Give the number of lines below that contain the word "engagement", and nothing else.

— start of SUPPLIED ENTRIES —

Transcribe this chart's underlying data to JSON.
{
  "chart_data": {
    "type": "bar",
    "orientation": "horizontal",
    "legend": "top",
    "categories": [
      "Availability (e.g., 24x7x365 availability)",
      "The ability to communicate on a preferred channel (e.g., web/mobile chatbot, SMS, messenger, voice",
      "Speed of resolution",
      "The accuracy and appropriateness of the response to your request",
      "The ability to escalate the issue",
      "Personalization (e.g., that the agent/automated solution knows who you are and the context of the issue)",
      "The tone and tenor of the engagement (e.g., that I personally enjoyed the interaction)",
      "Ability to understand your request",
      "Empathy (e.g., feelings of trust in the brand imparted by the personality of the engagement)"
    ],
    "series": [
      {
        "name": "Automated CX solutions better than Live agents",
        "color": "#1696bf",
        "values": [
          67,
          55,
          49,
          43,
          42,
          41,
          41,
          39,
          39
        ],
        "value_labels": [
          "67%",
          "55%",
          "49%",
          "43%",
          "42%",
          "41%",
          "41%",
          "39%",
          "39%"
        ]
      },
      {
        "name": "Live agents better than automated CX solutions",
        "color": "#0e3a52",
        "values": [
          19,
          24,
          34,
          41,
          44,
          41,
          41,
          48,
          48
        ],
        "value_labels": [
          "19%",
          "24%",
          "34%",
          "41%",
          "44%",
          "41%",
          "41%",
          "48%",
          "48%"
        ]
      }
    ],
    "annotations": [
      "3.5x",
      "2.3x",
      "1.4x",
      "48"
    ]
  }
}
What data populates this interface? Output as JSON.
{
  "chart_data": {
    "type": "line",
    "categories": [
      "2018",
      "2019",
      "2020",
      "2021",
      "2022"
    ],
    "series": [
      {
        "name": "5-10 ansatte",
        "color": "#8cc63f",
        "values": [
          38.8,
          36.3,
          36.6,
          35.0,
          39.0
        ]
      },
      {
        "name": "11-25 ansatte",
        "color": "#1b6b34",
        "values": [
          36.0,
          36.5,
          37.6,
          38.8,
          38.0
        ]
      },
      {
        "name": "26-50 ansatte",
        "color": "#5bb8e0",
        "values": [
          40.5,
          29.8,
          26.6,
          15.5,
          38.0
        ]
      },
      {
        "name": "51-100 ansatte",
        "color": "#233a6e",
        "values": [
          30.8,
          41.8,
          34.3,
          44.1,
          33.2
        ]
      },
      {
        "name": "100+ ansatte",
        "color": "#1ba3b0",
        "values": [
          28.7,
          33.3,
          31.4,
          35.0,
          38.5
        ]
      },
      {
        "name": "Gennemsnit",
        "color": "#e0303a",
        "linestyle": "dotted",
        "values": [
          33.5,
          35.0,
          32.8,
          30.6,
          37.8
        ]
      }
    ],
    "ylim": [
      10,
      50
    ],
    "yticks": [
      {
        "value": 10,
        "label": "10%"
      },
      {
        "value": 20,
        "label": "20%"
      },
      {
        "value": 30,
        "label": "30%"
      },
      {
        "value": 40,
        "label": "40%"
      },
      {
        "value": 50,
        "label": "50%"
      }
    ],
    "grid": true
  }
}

— end of SUPPLIED ENTRIES —

SOLUTION BELOW
2